Work required
Copy, from the entries below, each line in which the string "then" appears.

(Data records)
--- Begin ---
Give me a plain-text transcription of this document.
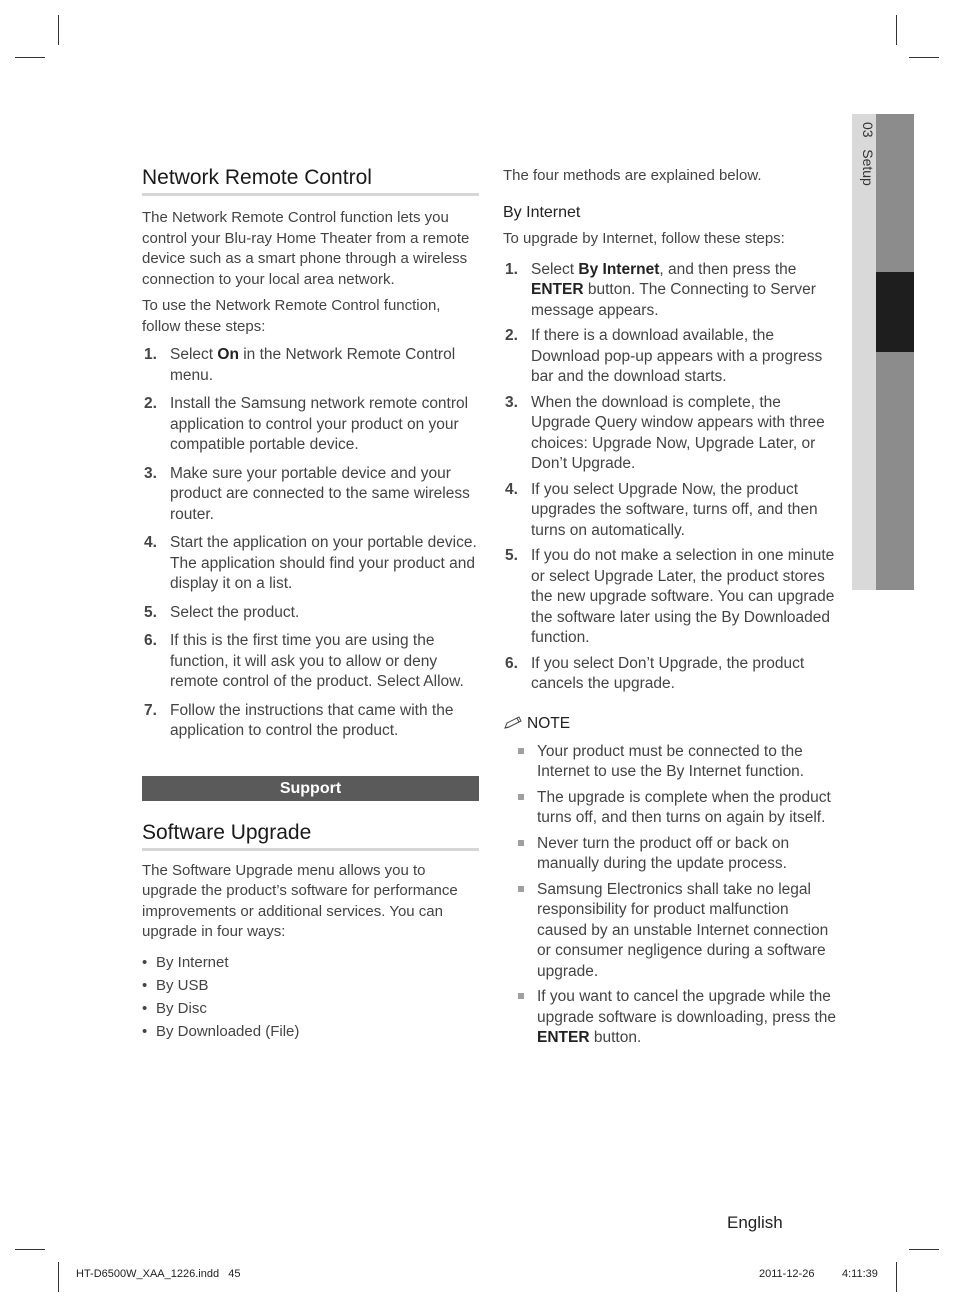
03   Setup
Network Remote Control

The Network Remote Control function lets you control your Blu-ray Home Theater from a remote device such as a smart phone through a wireless connection to your local area network.

To use the Network Remote Control function, follow these steps:

1. Select On in the Network Remote Control menu.
2. Install the Samsung network remote control application to control your product on your compatible portable device.
3. Make sure your portable device and your product are connected to the same wireless router.
4. Start the application on your portable device. The application should find your product and display it on a list.
5. Select the product.
6. If this is the first time you are using the function, it will ask you to allow or deny remote control of the product. Select Allow.
7. Follow the instructions that came with the application to control the product.
Support
Software Upgrade

The Software Upgrade menu allows you to upgrade the product’s software for performance improvements or additional services. You can upgrade in four ways:

• By Internet
• By USB
• By Disc
• By Downloaded (File)

The four methods are explained below.

By Internet

To upgrade by Internet, follow these steps:

1. Select By Internet, and then press the ENTER button. The Connecting to Server message appears.
2. If there is a download available, the Download pop-up appears with a progress bar and the download starts.
3. When the download is complete, the Upgrade Query window appears with three choices: Upgrade Now, Upgrade Later, or Don’t Upgrade.
4. If you select Upgrade Now, the product upgrades the software, turns off, and then turns on automatically.
5. If you do not make a selection in one minute or select Upgrade Later, the product stores the new upgrade software. You can upgrade the software later using the By Downloaded function.
6. If you select Don’t Upgrade, the product cancels the upgrade.
NOTE
Your product must be connected to the Internet to use the By Internet function.
The upgrade is complete when the product turns off, and then turns on again by itself.
Never turn the product off or back on manually during the update process.
Samsung Electronics shall take no legal responsibility for product malfunction caused by an unstable Internet connection or consumer negligence during a software upgrade.
If you want to cancel the upgrade while the upgrade software is downloading, press the ENTER button.
English
HT-D6500W_XAA_1226.indd   45	2011-12-26	4:11:39
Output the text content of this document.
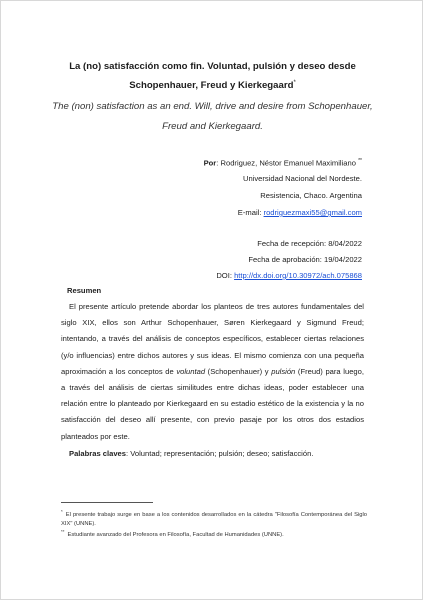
La (no) satisfacción como fin. Voluntad, pulsión y deseo desde
Schopenhauer, Freud y Kierkegaard*
The (non) satisfaction as an end. Will, drive and desire from Schopenhauer,
Freud and Kierkegaard.
Por: Rodriguez, Néstor Emanuel Maximiliano **
Universidad Nacional del Nordeste.
Resistencia, Chaco. Argentina
E-mail: rodriguezmaxi55@gmail.com
Fecha de recepción: 8/04/2022
Fecha de aprobación: 19/04/2022
DOI: http://dx.doi.org/10.30972/ach.075868
Resumen
El presente artículo pretende abordar los planteos de tres autores fundamentales del siglo XIX, ellos son Arthur Schopenhauer, Søren Kierkegaard y Sigmund Freud; intentando, a través del análisis de conceptos específicos, establecer ciertas relaciones (y/o influencias) entre dichos autores y sus ideas. El mismo comienza con una pequeña aproximación a los conceptos de voluntad (Schopenhauer) y pulsión (Freud) para luego, a través del análisis de ciertas similitudes entre dichas ideas, poder establecer una relación entre lo planteado por Kierkegaard en su estadio estético de la existencia y la no satisfacción del deseo allí presente, con previo pasaje por los otros dos estadios planteados por este.
Palabras claves: Voluntad; representación; pulsión; deseo; satisfacción.
*El presente trabajo surge en base a los contenidos desarrollados en la cátedra "Filosofía Contemporánea del Siglo XIX" (UNNE).
**Estudiante avanzado del Profesora en Filosofía, Facultad de Humanidades (UNNE).
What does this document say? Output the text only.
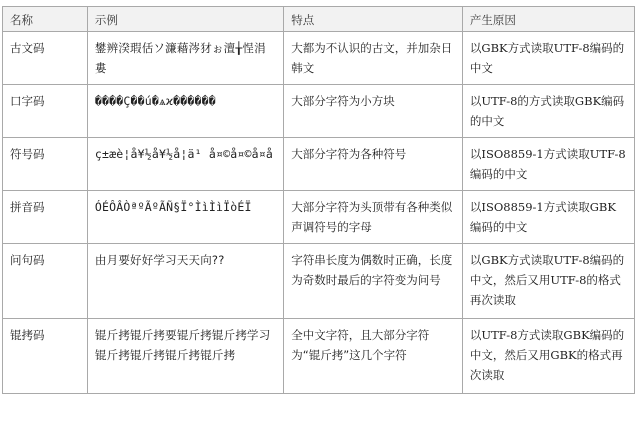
名称	示例	特点	产生原因
古文码	鐢辨湀瑕佸ソ濂藉涔犲ぉ澶╁悜涓婁	大都为不认识的古文，并加杂日韩文	以GBK方式读取UTF-8编码的中文
口字码	����Ҫ��ú�ѧϰ������	大部分字符为小方块	以UTF-8的方式读取GBK编码的中文
符号码	ç±æè¦å¥½å¥½å¦ä¹ å¤©å¤©å¤å	大部分字符为各种符号	以ISO8859-1方式读取UTF-8编码的中文
拼音码	ÓÉÔÂÒªºÃºÃÑ§Ï°ÌìÌìÏòÉÏ	大部分字符为头顶带有各种类似声调符号的字母	以ISO8859-1方式读取GBK编码的中文
问句码	由月要好好学习天天向??	字符串长度为偶数时正确，长度为奇数时最后的字符变为问号	以GBK方式读取UTF-8编码的中文，然后又用UTF-8的格式再次读取
锟拷码	锟斤拷锟斤拷要锟斤拷锟斤拷学习锟斤拷锟斤拷锟斤拷锟斤拷	全中文字符，且大部分字符为“锟斤拷”这几个字符	以UTF-8方式读取GBK编码的中文，然后又用GBK的格式再次读取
--- End ---
Exercise output
1. Select By Internet, and then press the ENTER button. The Connecting to Server message appears.
4. If you select Upgrade Now, the product upgrades the software, turns off, and then turns on automatically.
The upgrade is complete when the product turns off, and then turns on again by itself.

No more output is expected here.